(Work to complete):
Across the listing below, count the lines that mention the string "this". Reply with the figure only.
══ Dataset records ══
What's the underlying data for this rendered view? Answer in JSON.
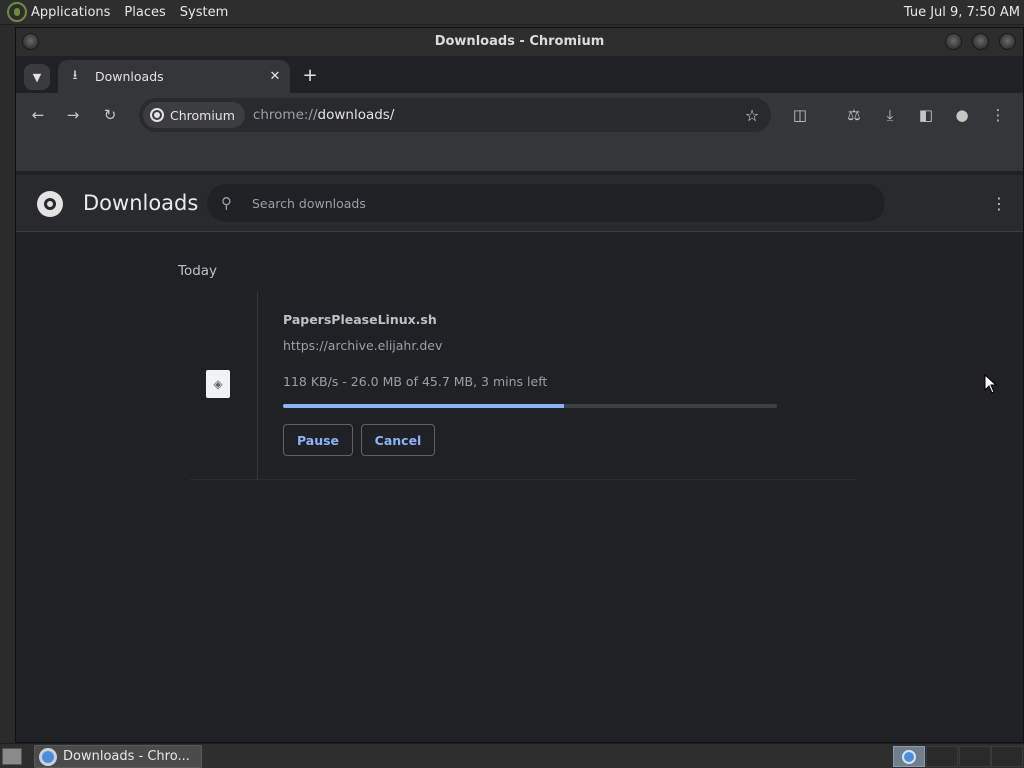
{
  "top_panel": {
    "menus": [
      "Applications",
      "Places",
      "System"
    ],
    "clock": "Tue Jul  9,  7:50 AM"
  },
  "window": {
    "title": "Downloads - Chromium"
  },
  "tabs": {
    "active_label": "Downloads",
    "close_glyph": "✕",
    "new_tab_glyph": "+"
  },
  "toolbar": {
    "chip_label": "Chromium",
    "url_scheme": "chrome://",
    "url_host": "downloads/"
  },
  "downloads_page": {
    "title": "Downloads",
    "search_placeholder": "Search downloads",
    "date_group": "Today",
    "item": {
      "file_name": "PapersPleaseLinux.sh",
      "source_url": "https://archive.elijahr.dev",
      "status": "118 KB/s - 26.0 MB of 45.7 MB, 3 mins left",
      "progress_fraction": 0.569,
      "pause_label": "Pause",
      "cancel_label": "Cancel"
    }
  },
  "taskbar": {
    "task_label": "Downloads - Chro..."
  },
  "colors": {
    "accent": "#8ab4f8",
    "page_bg": "#202124",
    "toolbar_bg": "#35363a"
  }
}
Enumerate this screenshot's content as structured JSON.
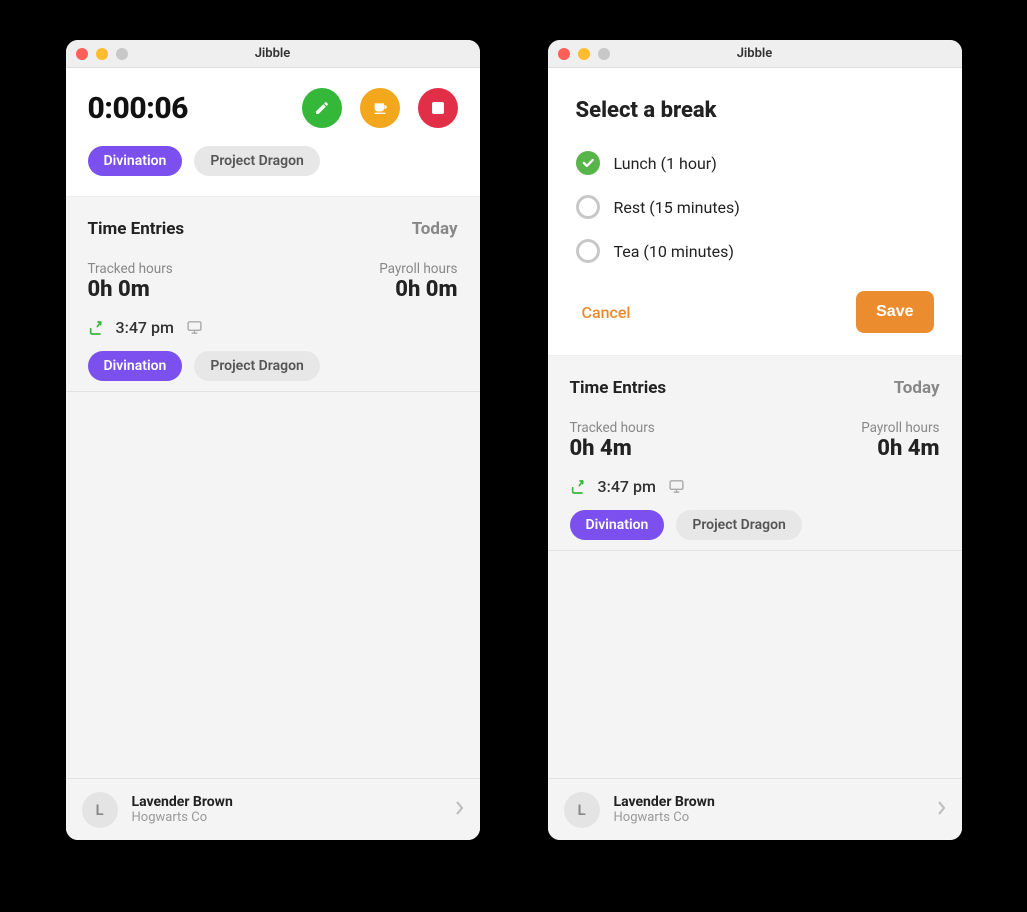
{
  "app_title": "Jibble",
  "colors": {
    "purple": "#7b50ef",
    "green": "#35b83a",
    "orange_circle": "#f2a71c",
    "red": "#e12f47",
    "save_orange": "#eb8d2f",
    "radio_green": "#58b54a"
  },
  "window_left": {
    "timer": "0:00:06",
    "tags": {
      "primary": "Divination",
      "secondary": "Project Dragon"
    },
    "entries": {
      "title": "Time Entries",
      "day": "Today",
      "tracked_label": "Tracked hours",
      "tracked_value": "0h 0m",
      "payroll_label": "Payroll hours",
      "payroll_value": "0h 0m",
      "time": "3:47 pm",
      "tag_primary": "Divination",
      "tag_secondary": "Project Dragon"
    },
    "user": {
      "initial": "L",
      "name": "Lavender Brown",
      "company": "Hogwarts Co"
    }
  },
  "window_right": {
    "break": {
      "title": "Select a break",
      "options": [
        {
          "label": "Lunch (1 hour)",
          "selected": true
        },
        {
          "label": "Rest (15 minutes)",
          "selected": false
        },
        {
          "label": "Tea (10 minutes)",
          "selected": false
        }
      ],
      "cancel": "Cancel",
      "save": "Save"
    },
    "entries": {
      "title": "Time Entries",
      "day": "Today",
      "tracked_label": "Tracked hours",
      "tracked_value": "0h 4m",
      "payroll_label": "Payroll hours",
      "payroll_value": "0h 4m",
      "time": "3:47 pm",
      "tag_primary": "Divination",
      "tag_secondary": "Project Dragon"
    },
    "user": {
      "initial": "L",
      "name": "Lavender Brown",
      "company": "Hogwarts Co"
    }
  }
}
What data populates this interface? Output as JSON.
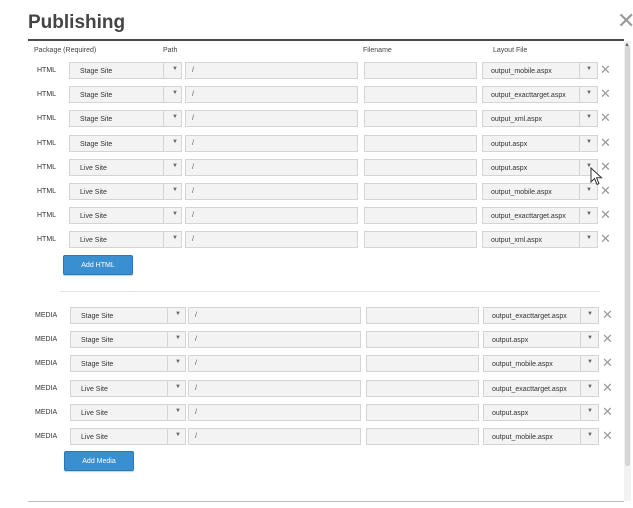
{
  "dialog": {
    "title": "Publishing",
    "close_glyph": "✕"
  },
  "columns": {
    "package": "Package (Required)",
    "path": "Path",
    "filename": "Filename",
    "layout": "Layout File"
  },
  "html_rows": [
    {
      "type": "HTML",
      "site": "Stage Site",
      "path": "/",
      "filename": "",
      "layout": "output_mobile.aspx"
    },
    {
      "type": "HTML",
      "site": "Stage Site",
      "path": "/",
      "filename": "",
      "layout": "output_exacttarget.aspx"
    },
    {
      "type": "HTML",
      "site": "Stage Site",
      "path": "/",
      "filename": "",
      "layout": "output_xml.aspx"
    },
    {
      "type": "HTML",
      "site": "Stage Site",
      "path": "/",
      "filename": "",
      "layout": "output.aspx"
    },
    {
      "type": "HTML",
      "site": "Live Site",
      "path": "/",
      "filename": "",
      "layout": "output.aspx"
    },
    {
      "type": "HTML",
      "site": "Live Site",
      "path": "/",
      "filename": "",
      "layout": "output_mobile.aspx"
    },
    {
      "type": "HTML",
      "site": "Live Site",
      "path": "/",
      "filename": "",
      "layout": "output_exacttarget.aspx"
    },
    {
      "type": "HTML",
      "site": "Live Site",
      "path": "/",
      "filename": "",
      "layout": "output_xml.aspx"
    }
  ],
  "media_rows": [
    {
      "type": "MEDIA",
      "site": "Stage Site",
      "path": "/",
      "filename": "",
      "layout": "output_exacttarget.aspx"
    },
    {
      "type": "MEDIA",
      "site": "Stage Site",
      "path": "/",
      "filename": "",
      "layout": "output.aspx"
    },
    {
      "type": "MEDIA",
      "site": "Stage Site",
      "path": "/",
      "filename": "",
      "layout": "output_mobile.aspx"
    },
    {
      "type": "MEDIA",
      "site": "Live Site",
      "path": "/",
      "filename": "",
      "layout": "output_exacttarget.aspx"
    },
    {
      "type": "MEDIA",
      "site": "Live Site",
      "path": "/",
      "filename": "",
      "layout": "output.aspx"
    },
    {
      "type": "MEDIA",
      "site": "Live Site",
      "path": "/",
      "filename": "",
      "layout": "output_mobile.aspx"
    }
  ],
  "buttons": {
    "add_html": "Add HTML",
    "add_media": "Add Media"
  },
  "glyphs": {
    "caret": "▼",
    "delete": "✕",
    "scroll_up": "▲"
  },
  "colors": {
    "accent": "#3a8fd0",
    "field_bg": "#f3f3f3",
    "border": "#d4d4d4"
  }
}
═══
(Exercise response):
3